Dataset excerpts:
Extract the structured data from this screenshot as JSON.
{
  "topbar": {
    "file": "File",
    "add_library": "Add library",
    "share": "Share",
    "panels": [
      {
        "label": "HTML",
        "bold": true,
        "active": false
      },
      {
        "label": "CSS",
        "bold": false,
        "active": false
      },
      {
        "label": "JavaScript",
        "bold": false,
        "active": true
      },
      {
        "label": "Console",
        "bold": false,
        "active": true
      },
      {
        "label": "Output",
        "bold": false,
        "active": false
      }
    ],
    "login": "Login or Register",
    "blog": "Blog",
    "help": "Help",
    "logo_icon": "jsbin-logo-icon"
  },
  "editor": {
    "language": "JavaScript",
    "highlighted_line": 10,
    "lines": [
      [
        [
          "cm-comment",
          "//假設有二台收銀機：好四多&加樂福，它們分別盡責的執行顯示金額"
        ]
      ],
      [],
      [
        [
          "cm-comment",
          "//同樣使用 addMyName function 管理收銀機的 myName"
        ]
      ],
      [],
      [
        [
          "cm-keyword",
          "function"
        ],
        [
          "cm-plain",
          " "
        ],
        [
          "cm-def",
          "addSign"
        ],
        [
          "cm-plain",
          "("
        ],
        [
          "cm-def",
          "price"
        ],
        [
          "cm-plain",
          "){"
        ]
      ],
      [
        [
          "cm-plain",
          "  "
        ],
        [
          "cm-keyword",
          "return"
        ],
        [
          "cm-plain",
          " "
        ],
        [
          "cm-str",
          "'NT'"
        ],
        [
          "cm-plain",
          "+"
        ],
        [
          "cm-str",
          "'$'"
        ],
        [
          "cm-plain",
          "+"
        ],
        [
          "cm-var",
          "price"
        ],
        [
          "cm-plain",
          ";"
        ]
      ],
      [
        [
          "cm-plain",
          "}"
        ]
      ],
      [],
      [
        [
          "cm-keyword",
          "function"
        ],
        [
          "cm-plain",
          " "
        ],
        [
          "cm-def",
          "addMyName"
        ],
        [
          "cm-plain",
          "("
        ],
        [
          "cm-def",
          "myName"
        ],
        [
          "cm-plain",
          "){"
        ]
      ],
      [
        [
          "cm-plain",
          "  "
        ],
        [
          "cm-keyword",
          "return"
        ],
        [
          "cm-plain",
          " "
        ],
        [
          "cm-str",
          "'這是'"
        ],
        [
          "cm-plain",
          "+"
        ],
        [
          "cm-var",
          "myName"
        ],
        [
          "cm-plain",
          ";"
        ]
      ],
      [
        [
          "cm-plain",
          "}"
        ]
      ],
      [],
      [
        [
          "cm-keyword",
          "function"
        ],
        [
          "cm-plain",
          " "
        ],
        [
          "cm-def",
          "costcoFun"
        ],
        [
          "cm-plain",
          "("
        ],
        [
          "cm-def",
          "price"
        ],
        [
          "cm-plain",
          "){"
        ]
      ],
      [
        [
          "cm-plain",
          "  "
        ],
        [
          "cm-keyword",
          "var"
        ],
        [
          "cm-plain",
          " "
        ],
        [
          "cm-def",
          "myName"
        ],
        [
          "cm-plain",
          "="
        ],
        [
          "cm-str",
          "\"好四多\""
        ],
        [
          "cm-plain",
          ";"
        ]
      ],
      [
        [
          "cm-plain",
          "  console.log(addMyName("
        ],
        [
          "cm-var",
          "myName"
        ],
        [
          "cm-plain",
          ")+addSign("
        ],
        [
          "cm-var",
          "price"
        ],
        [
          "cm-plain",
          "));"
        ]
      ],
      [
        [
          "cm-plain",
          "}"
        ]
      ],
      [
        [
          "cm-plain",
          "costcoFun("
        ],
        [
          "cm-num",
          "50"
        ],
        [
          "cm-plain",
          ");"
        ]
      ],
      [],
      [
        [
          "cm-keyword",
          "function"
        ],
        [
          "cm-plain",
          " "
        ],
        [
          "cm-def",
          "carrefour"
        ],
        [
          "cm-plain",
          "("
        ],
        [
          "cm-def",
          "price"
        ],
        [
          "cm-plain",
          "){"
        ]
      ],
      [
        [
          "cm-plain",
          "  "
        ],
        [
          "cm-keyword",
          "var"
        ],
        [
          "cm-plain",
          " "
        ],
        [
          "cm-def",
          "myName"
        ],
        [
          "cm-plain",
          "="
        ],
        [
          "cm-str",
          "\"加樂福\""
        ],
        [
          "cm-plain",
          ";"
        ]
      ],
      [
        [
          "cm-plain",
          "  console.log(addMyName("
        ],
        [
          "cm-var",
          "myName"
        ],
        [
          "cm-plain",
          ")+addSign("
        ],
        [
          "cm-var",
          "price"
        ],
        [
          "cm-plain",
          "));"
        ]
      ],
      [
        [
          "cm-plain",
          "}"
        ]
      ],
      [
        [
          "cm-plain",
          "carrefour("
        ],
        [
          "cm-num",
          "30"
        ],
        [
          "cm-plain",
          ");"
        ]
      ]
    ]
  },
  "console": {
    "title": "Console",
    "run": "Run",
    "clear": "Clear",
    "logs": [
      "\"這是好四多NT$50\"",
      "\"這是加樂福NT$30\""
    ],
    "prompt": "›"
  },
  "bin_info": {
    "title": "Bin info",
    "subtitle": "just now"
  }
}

* Instruction
Collect from the data above every line that includes "addMyName".

* Answer for this exercise
          "//同樣使用 addMyName function 管理收銀機的 myName"
          "addMyName"
          "  console.log(addMyName("
          "  console.log(addMyName("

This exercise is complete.